Instructions for the task: Reproduce all entries word for word.

◇ ◇ ◇

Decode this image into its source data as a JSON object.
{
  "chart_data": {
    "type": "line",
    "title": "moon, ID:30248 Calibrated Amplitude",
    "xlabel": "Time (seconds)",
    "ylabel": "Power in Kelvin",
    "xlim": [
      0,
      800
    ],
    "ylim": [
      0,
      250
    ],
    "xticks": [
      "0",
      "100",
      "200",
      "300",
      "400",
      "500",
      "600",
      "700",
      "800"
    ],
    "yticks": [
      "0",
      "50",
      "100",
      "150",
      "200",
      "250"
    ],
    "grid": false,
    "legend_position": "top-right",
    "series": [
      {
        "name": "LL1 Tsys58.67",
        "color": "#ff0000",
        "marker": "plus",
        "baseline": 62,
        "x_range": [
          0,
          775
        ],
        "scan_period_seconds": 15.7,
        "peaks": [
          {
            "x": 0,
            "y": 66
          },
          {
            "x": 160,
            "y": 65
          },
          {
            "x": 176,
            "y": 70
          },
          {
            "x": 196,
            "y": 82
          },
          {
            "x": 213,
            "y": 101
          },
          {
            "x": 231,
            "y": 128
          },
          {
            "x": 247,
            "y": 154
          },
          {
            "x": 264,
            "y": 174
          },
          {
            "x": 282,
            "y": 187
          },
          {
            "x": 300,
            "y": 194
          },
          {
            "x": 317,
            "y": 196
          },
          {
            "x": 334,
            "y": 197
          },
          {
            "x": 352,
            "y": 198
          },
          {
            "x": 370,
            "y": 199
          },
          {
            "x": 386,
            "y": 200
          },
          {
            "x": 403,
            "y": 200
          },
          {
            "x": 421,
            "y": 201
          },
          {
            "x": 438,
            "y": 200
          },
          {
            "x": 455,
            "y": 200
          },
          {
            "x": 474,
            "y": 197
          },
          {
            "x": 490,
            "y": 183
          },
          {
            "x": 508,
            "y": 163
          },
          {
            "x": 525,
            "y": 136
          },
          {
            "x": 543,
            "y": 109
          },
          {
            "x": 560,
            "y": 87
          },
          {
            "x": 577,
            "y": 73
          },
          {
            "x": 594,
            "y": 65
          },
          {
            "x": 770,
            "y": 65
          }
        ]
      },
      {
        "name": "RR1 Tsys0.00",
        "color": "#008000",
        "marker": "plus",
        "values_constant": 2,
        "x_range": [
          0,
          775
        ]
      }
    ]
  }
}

◇ ◇ ◇

Answer for this exercise:
Decode this image into its source data as a JSON object.
{
  "chart_data": {
    "type": "line",
    "title": "moon, ID:30248 Calibrated Amplitude",
    "xlabel": "Time (seconds)",
    "ylabel": "Power in Kelvin",
    "xlim": [
      0,
      800
    ],
    "ylim": [
      0,
      250
    ],
    "xticks": [
      "0",
      "100",
      "200",
      "300",
      "400",
      "500",
      "600",
      "700",
      "800"
    ],
    "yticks": [
      "0",
      "50",
      "100",
      "150",
      "200",
      "250"
    ],
    "grid": false,
    "legend_position": "top-right",
    "series": [
      {
        "name": "LL1 Tsys58.67",
        "color": "#ff0000",
        "marker": "plus",
        "baseline": 62,
        "x_range": [
          0,
          775
        ],
        "scan_period_seconds": 15.7,
        "peaks": [
          {
            "x": 0,
            "y": 66
          },
          {
            "x": 160,
            "y": 65
          },
          {
            "x": 176,
            "y": 70
          },
          {
            "x": 196,
            "y": 82
          },
          {
            "x": 213,
            "y": 101
          },
          {
            "x": 231,
            "y": 128
          },
          {
            "x": 247,
            "y": 154
          },
          {
            "x": 264,
            "y": 174
          },
          {
            "x": 282,
            "y": 187
          },
          {
            "x": 300,
            "y": 194
          },
          {
            "x": 317,
            "y": 196
          },
          {
            "x": 334,
            "y": 197
          },
          {
            "x": 352,
            "y": 198
          },
          {
            "x": 370,
            "y": 199
          },
          {
            "x": 386,
            "y": 200
          },
          {
            "x": 403,
            "y": 200
          },
          {
            "x": 421,
            "y": 201
          },
          {
            "x": 438,
            "y": 200
          },
          {
            "x": 455,
            "y": 200
          },
          {
            "x": 474,
            "y": 197
          },
          {
            "x": 490,
            "y": 183
          },
          {
            "x": 508,
            "y": 163
          },
          {
            "x": 525,
            "y": 136
          },
          {
            "x": 543,
            "y": 109
          },
          {
            "x": 560,
            "y": 87
          },
          {
            "x": 577,
            "y": 73
          },
          {
            "x": 594,
            "y": 65
          },
          {
            "x": 770,
            "y": 65
          }
        ]
      },
      {
        "name": "RR1 Tsys0.00",
        "color": "#008000",
        "marker": "plus",
        "values_constant": 2,
        "x_range": [
          0,
          775
        ]
      }
    ]
  }
}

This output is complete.